[BEGIN EXERCISE INPUTS]
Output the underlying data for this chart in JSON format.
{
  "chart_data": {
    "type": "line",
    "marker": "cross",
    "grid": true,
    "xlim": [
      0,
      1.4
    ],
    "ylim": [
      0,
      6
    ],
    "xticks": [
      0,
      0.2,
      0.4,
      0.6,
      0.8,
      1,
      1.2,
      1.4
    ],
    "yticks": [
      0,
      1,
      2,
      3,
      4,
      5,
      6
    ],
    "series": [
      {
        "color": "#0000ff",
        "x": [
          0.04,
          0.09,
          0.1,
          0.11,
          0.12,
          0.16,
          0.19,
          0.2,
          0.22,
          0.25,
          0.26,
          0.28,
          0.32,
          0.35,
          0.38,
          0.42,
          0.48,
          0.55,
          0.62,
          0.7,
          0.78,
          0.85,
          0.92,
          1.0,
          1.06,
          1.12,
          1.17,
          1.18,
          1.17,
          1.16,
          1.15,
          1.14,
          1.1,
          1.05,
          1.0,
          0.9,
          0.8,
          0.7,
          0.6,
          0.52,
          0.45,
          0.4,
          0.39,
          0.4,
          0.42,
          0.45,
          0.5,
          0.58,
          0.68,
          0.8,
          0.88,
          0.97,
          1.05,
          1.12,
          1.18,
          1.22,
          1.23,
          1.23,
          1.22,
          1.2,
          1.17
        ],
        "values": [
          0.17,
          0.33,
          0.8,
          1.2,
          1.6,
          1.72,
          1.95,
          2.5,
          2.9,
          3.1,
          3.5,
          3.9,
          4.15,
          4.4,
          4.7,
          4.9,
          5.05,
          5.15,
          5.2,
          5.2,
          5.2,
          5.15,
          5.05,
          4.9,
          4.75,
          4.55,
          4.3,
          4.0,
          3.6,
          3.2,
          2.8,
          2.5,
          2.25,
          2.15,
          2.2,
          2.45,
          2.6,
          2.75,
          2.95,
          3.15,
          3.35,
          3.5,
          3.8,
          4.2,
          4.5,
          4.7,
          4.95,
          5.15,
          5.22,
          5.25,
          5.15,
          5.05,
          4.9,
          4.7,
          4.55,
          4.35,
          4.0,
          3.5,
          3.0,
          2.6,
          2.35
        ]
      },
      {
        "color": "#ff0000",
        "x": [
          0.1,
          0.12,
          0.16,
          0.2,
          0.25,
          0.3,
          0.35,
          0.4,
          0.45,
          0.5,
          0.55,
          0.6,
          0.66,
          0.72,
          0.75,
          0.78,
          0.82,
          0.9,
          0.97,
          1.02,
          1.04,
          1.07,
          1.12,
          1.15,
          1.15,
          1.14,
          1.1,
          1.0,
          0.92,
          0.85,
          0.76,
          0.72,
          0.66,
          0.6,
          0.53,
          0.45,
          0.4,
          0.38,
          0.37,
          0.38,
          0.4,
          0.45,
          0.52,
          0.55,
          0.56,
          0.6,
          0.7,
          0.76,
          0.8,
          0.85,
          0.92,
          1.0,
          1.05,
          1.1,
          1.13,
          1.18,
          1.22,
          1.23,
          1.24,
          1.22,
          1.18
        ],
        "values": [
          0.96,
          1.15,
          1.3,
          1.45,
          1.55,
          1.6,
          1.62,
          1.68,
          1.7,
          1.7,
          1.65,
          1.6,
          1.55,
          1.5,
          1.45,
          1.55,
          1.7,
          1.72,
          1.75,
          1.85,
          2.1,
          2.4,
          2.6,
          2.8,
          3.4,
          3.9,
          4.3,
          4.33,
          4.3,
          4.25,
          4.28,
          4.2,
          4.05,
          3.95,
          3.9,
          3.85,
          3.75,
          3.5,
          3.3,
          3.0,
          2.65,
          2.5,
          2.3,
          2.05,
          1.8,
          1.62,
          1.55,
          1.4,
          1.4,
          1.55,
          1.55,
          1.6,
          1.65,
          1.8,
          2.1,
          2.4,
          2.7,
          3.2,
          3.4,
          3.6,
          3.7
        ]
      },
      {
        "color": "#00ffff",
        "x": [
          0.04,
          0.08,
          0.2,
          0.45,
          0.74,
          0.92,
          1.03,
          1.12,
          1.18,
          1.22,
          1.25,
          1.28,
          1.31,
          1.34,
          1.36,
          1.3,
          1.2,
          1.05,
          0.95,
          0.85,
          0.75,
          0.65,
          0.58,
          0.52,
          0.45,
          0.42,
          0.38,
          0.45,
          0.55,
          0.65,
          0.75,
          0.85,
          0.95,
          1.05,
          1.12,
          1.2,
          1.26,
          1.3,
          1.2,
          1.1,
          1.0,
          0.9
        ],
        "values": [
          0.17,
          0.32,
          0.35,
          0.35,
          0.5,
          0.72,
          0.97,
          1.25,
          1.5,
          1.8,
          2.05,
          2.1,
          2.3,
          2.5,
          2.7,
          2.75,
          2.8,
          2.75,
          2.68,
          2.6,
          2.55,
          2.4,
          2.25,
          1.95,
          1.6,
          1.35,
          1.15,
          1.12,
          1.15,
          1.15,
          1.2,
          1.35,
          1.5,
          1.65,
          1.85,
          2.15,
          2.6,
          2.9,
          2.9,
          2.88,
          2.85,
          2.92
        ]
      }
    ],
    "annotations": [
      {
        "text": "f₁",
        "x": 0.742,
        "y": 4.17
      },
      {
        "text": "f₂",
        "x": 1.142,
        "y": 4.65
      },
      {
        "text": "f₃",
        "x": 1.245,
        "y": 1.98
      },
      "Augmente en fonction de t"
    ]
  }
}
[END EXERCISE INPUTS]
*YOUR GOAL:* Repeat the material word for word, in full.

*EXPECTED ANSWER:*
Output the underlying data for this chart in JSON format.
{
  "chart_data": {
    "type": "line",
    "marker": "cross",
    "grid": true,
    "xlim": [
      0,
      1.4
    ],
    "ylim": [
      0,
      6
    ],
    "xticks": [
      0,
      0.2,
      0.4,
      0.6,
      0.8,
      1,
      1.2,
      1.4
    ],
    "yticks": [
      0,
      1,
      2,
      3,
      4,
      5,
      6
    ],
    "series": [
      {
        "color": "#0000ff",
        "x": [
          0.04,
          0.09,
          0.1,
          0.11,
          0.12,
          0.16,
          0.19,
          0.2,
          0.22,
          0.25,
          0.26,
          0.28,
          0.32,
          0.35,
          0.38,
          0.42,
          0.48,
          0.55,
          0.62,
          0.7,
          0.78,
          0.85,
          0.92,
          1.0,
          1.06,
          1.12,
          1.17,
          1.18,
          1.17,
          1.16,
          1.15,
          1.14,
          1.1,
          1.05,
          1.0,
          0.9,
          0.8,
          0.7,
          0.6,
          0.52,
          0.45,
          0.4,
          0.39,
          0.4,
          0.42,
          0.45,
          0.5,
          0.58,
          0.68,
          0.8,
          0.88,
          0.97,
          1.05,
          1.12,
          1.18,
          1.22,
          1.23,
          1.23,
          1.22,
          1.2,
          1.17
        ],
        "values": [
          0.17,
          0.33,
          0.8,
          1.2,
          1.6,
          1.72,
          1.95,
          2.5,
          2.9,
          3.1,
          3.5,
          3.9,
          4.15,
          4.4,
          4.7,
          4.9,
          5.05,
          5.15,
          5.2,
          5.2,
          5.2,
          5.15,
          5.05,
          4.9,
          4.75,
          4.55,
          4.3,
          4.0,
          3.6,
          3.2,
          2.8,
          2.5,
          2.25,
          2.15,
          2.2,
          2.45,
          2.6,
          2.75,
          2.95,
          3.15,
          3.35,
          3.5,
          3.8,
          4.2,
          4.5,
          4.7,
          4.95,
          5.15,
          5.22,
          5.25,
          5.15,
          5.05,
          4.9,
          4.7,
          4.55,
          4.35,
          4.0,
          3.5,
          3.0,
          2.6,
          2.35
        ]
      },
      {
        "color": "#ff0000",
        "x": [
          0.1,
          0.12,
          0.16,
          0.2,
          0.25,
          0.3,
          0.35,
          0.4,
          0.45,
          0.5,
          0.55,
          0.6,
          0.66,
          0.72,
          0.75,
          0.78,
          0.82,
          0.9,
          0.97,
          1.02,
          1.04,
          1.07,
          1.12,
          1.15,
          1.15,
          1.14,
          1.1,
          1.0,
          0.92,
          0.85,
          0.76,
          0.72,
          0.66,
          0.6,
          0.53,
          0.45,
          0.4,
          0.38,
          0.37,
          0.38,
          0.4,
          0.45,
          0.52,
          0.55,
          0.56,
          0.6,
          0.7,
          0.76,
          0.8,
          0.85,
          0.92,
          1.0,
          1.05,
          1.1,
          1.13,
          1.18,
          1.22,
          1.23,
          1.24,
          1.22,
          1.18
        ],
        "values": [
          0.96,
          1.15,
          1.3,
          1.45,
          1.55,
          1.6,
          1.62,
          1.68,
          1.7,
          1.7,
          1.65,
          1.6,
          1.55,
          1.5,
          1.45,
          1.55,
          1.7,
          1.72,
          1.75,
          1.85,
          2.1,
          2.4,
          2.6,
          2.8,
          3.4,
          3.9,
          4.3,
          4.33,
          4.3,
          4.25,
          4.28,
          4.2,
          4.05,
          3.95,
          3.9,
          3.85,
          3.75,
          3.5,
          3.3,
          3.0,
          2.65,
          2.5,
          2.3,
          2.05,
          1.8,
          1.62,
          1.55,
          1.4,
          1.4,
          1.55,
          1.55,
          1.6,
          1.65,
          1.8,
          2.1,
          2.4,
          2.7,
          3.2,
          3.4,
          3.6,
          3.7
        ]
      },
      {
        "color": "#00ffff",
        "x": [
          0.04,
          0.08,
          0.2,
          0.45,
          0.74,
          0.92,
          1.03,
          1.12,
          1.18,
          1.22,
          1.25,
          1.28,
          1.31,
          1.34,
          1.36,
          1.3,
          1.2,
          1.05,
          0.95,
          0.85,
          0.75,
          0.65,
          0.58,
          0.52,
          0.45,
          0.42,
          0.38,
          0.45,
          0.55,
          0.65,
          0.75,
          0.85,
          0.95,
          1.05,
          1.12,
          1.2,
          1.26,
          1.3,
          1.2,
          1.1,
          1.0,
          0.9
        ],
        "values": [
          0.17,
          0.32,
          0.35,
          0.35,
          0.5,
          0.72,
          0.97,
          1.25,
          1.5,
          1.8,
          2.05,
          2.1,
          2.3,
          2.5,
          2.7,
          2.75,
          2.8,
          2.75,
          2.68,
          2.6,
          2.55,
          2.4,
          2.25,
          1.95,
          1.6,
          1.35,
          1.15,
          1.12,
          1.15,
          1.15,
          1.2,
          1.35,
          1.5,
          1.65,
          1.85,
          2.15,
          2.6,
          2.9,
          2.9,
          2.88,
          2.85,
          2.92
        ]
      }
    ],
    "annotations": [
      {
        "text": "f₁",
        "x": 0.742,
        "y": 4.17
      },
      {
        "text": "f₂",
        "x": 1.142,
        "y": 4.65
      },
      {
        "text": "f₃",
        "x": 1.245,
        "y": 1.98
      },
      "Augmente en fonction de t"
    ]
  }
}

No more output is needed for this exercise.